> Teks Halaman
-----

Kewenangan yang melekat pada Notaris pada hakikatnya merupakan kewenangan yang bersifat umum. Hal ini dimaksudkan bahwa kewenangan itu menyangkut tentang pembuatan jenis-jenis akta, terkecuali akta yang tidak dibuat oleh Notaris. Notaris hanya berwenang untuk membuat akta-akta
tertentu sesuai amanah dalam UUJN. Agar dalam pembuatan akta menghindari kalimat-kalimat yang multitafsir atau menjadi permasalahan arti, maka diperlukan upaya itikad baik
dalam membuat akta oleh para pihak. Hal tersebut dijelaskan dalam Pasal 1343 KUHPerdata bahwa apabila semua kata dalam suatu perjanjian
dapat diberikan berbagai tafsiran, maka harus diselidiki
maksud dari para pihak yang membuat perjanjian tersebut, dibandingkan memegang teguh arti kata berdasarkan huruf.

-----

> Tujuan Anda
Lanjutkan teks tentang kewenangan Notaris dan penafsiran akta, mulai dari sesudah kalimat terakhirnya.

> Materi yang Disediakan
-----

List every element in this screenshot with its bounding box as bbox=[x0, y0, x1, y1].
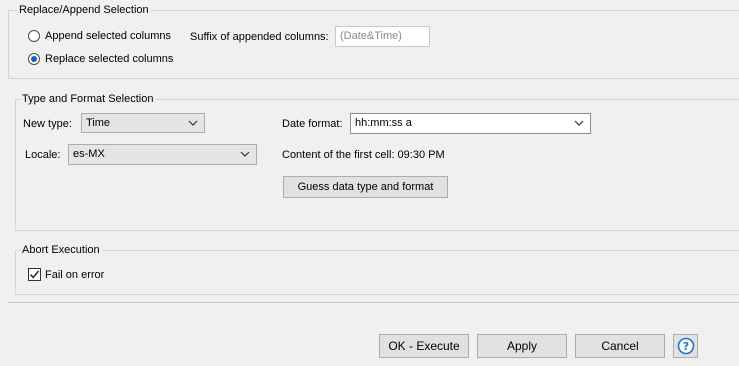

-----

> Soal Terpecahkan
Sejauh apapun penafsiran maupun alasan-alasan yang berujung pada pembatalan atas isi akta, maka
para pihak harus tetap berpegang teguh pada apa yang telah disebutkan dalam akta, tidak
berdasar pada alasan-alasan
di luar dari apa yang telah disebutkan dalam akta. Hal tersebut dijelaskan pada Pasal 1349 dan Pasal 1350 KUHPerdata, bahwa apabila terdapat
keraguan, maka suatu perjanjian harus ditafsirkan berdasarkan pada kerugian pihak yang meminta diadakannya perjanjian serta keuntungan pihak yang mengikatkan diri dalam perjanjian
tersebut, dan apabila pengertian kalimat yang digunakan untuk penyusunan suatu perjanjian sangat luas, maka perjanjian tersebut hanya terbatas hal-hal yang nyata dimaksudkan para pihak pada saat membuat perjanjian. Oleh karena itu, makna
tentang autentik pada akta yaitu pengertian
pada saat perjanjian dibuat, bukan pada saat perjanjian telah dibuat di hadapan Notaris.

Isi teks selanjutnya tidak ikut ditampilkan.